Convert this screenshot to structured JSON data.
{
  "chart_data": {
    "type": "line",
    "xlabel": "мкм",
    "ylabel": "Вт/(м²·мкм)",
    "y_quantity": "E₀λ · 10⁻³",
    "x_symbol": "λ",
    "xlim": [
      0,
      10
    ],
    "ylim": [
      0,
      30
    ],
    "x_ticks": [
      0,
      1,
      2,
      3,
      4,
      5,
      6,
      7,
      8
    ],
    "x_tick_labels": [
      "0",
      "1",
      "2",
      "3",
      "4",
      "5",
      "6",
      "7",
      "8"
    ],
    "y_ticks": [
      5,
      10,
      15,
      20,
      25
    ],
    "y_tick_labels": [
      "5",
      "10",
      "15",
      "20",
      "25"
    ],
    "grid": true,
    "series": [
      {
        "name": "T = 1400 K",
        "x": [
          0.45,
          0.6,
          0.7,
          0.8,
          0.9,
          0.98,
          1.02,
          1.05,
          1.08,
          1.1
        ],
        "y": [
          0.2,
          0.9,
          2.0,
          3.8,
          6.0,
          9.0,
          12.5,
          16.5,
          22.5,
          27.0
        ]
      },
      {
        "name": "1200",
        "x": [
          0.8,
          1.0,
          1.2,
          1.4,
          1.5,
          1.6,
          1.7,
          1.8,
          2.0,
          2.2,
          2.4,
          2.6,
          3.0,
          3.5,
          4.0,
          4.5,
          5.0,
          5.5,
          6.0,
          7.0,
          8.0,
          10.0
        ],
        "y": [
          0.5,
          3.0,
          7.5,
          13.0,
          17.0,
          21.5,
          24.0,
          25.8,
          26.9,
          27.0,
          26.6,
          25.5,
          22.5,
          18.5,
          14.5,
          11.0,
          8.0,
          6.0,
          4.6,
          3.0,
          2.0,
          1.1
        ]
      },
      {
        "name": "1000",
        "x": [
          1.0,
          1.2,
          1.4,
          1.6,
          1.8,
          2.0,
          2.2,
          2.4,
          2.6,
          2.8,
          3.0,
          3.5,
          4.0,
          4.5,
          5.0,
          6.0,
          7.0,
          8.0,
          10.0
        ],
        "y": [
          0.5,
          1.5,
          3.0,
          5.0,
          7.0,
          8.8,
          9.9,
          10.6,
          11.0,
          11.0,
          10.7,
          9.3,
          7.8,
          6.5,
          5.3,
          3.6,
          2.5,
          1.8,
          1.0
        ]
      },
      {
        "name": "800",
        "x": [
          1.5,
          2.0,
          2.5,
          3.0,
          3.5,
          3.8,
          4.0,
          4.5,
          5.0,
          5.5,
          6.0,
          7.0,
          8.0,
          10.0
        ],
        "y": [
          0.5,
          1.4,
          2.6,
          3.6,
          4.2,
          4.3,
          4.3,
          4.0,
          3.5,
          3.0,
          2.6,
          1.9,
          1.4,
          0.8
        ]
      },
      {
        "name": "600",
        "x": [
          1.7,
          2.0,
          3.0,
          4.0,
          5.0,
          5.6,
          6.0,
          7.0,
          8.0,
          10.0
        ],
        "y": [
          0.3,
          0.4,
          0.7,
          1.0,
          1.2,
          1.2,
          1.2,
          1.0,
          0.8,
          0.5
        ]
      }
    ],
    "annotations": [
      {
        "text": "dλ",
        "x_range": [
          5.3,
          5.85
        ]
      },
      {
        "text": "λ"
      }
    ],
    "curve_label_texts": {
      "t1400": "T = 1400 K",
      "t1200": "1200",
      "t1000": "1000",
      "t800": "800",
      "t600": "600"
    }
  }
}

• What you have to do
Quote every line of the data, word for word.

• The reply
Convert this screenshot to structured JSON data.
{
  "chart_data": {
    "type": "line",
    "xlabel": "мкм",
    "ylabel": "Вт/(м²·мкм)",
    "y_quantity": "E₀λ · 10⁻³",
    "x_symbol": "λ",
    "xlim": [
      0,
      10
    ],
    "ylim": [
      0,
      30
    ],
    "x_ticks": [
      0,
      1,
      2,
      3,
      4,
      5,
      6,
      7,
      8
    ],
    "x_tick_labels": [
      "0",
      "1",
      "2",
      "3",
      "4",
      "5",
      "6",
      "7",
      "8"
    ],
    "y_ticks": [
      5,
      10,
      15,
      20,
      25
    ],
    "y_tick_labels": [
      "5",
      "10",
      "15",
      "20",
      "25"
    ],
    "grid": true,
    "series": [
      {
        "name": "T = 1400 K",
        "x": [
          0.45,
          0.6,
          0.7,
          0.8,
          0.9,
          0.98,
          1.02,
          1.05,
          1.08,
          1.1
        ],
        "y": [
          0.2,
          0.9,
          2.0,
          3.8,
          6.0,
          9.0,
          12.5,
          16.5,
          22.5,
          27.0
        ]
      },
      {
        "name": "1200",
        "x": [
          0.8,
          1.0,
          1.2,
          1.4,
          1.5,
          1.6,
          1.7,
          1.8,
          2.0,
          2.2,
          2.4,
          2.6,
          3.0,
          3.5,
          4.0,
          4.5,
          5.0,
          5.5,
          6.0,
          7.0,
          8.0,
          10.0
        ],
        "y": [
          0.5,
          3.0,
          7.5,
          13.0,
          17.0,
          21.5,
          24.0,
          25.8,
          26.9,
          27.0,
          26.6,
          25.5,
          22.5,
          18.5,
          14.5,
          11.0,
          8.0,
          6.0,
          4.6,
          3.0,
          2.0,
          1.1
        ]
      },
      {
        "name": "1000",
        "x": [
          1.0,
          1.2,
          1.4,
          1.6,
          1.8,
          2.0,
          2.2,
          2.4,
          2.6,
          2.8,
          3.0,
          3.5,
          4.0,
          4.5,
          5.0,
          6.0,
          7.0,
          8.0,
          10.0
        ],
        "y": [
          0.5,
          1.5,
          3.0,
          5.0,
          7.0,
          8.8,
          9.9,
          10.6,
          11.0,
          11.0,
          10.7,
          9.3,
          7.8,
          6.5,
          5.3,
          3.6,
          2.5,
          1.8,
          1.0
        ]
      },
      {
        "name": "800",
        "x": [
          1.5,
          2.0,
          2.5,
          3.0,
          3.5,
          3.8,
          4.0,
          4.5,
          5.0,
          5.5,
          6.0,
          7.0,
          8.0,
          10.0
        ],
        "y": [
          0.5,
          1.4,
          2.6,
          3.6,
          4.2,
          4.3,
          4.3,
          4.0,
          3.5,
          3.0,
          2.6,
          1.9,
          1.4,
          0.8
        ]
      },
      {
        "name": "600",
        "x": [
          1.7,
          2.0,
          3.0,
          4.0,
          5.0,
          5.6,
          6.0,
          7.0,
          8.0,
          10.0
        ],
        "y": [
          0.3,
          0.4,
          0.7,
          1.0,
          1.2,
          1.2,
          1.2,
          1.0,
          0.8,
          0.5
        ]
      }
    ],
    "annotations": [
      {
        "text": "dλ",
        "x_range": [
          5.3,
          5.85
        ]
      },
      {
        "text": "λ"
      }
    ],
    "curve_label_texts": {
      "t1400": "T = 1400 K",
      "t1200": "1200",
      "t1000": "1000",
      "t800": "800",
      "t600": "600"
    }
  }
}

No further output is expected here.